╭──
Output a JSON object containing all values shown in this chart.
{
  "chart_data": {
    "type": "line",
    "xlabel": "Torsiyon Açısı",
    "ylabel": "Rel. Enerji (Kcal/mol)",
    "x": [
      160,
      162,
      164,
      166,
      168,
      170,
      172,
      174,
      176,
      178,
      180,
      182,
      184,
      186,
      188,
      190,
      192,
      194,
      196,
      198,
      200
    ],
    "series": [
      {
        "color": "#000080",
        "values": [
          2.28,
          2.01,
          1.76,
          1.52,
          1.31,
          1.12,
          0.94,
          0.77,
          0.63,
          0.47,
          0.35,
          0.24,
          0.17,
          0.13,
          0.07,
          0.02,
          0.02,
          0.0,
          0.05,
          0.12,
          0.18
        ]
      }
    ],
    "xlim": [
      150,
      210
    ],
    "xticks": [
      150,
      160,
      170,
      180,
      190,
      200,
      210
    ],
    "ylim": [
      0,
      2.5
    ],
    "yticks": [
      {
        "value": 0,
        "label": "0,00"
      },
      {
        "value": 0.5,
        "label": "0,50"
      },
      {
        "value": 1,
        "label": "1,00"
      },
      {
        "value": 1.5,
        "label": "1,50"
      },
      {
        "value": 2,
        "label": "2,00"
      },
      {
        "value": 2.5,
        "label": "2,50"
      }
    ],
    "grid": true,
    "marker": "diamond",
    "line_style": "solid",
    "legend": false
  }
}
╰──
Go through the entries above and pull out each line with "values" in it.

Output a JSON object containing all values shown in this chart.
        "values": [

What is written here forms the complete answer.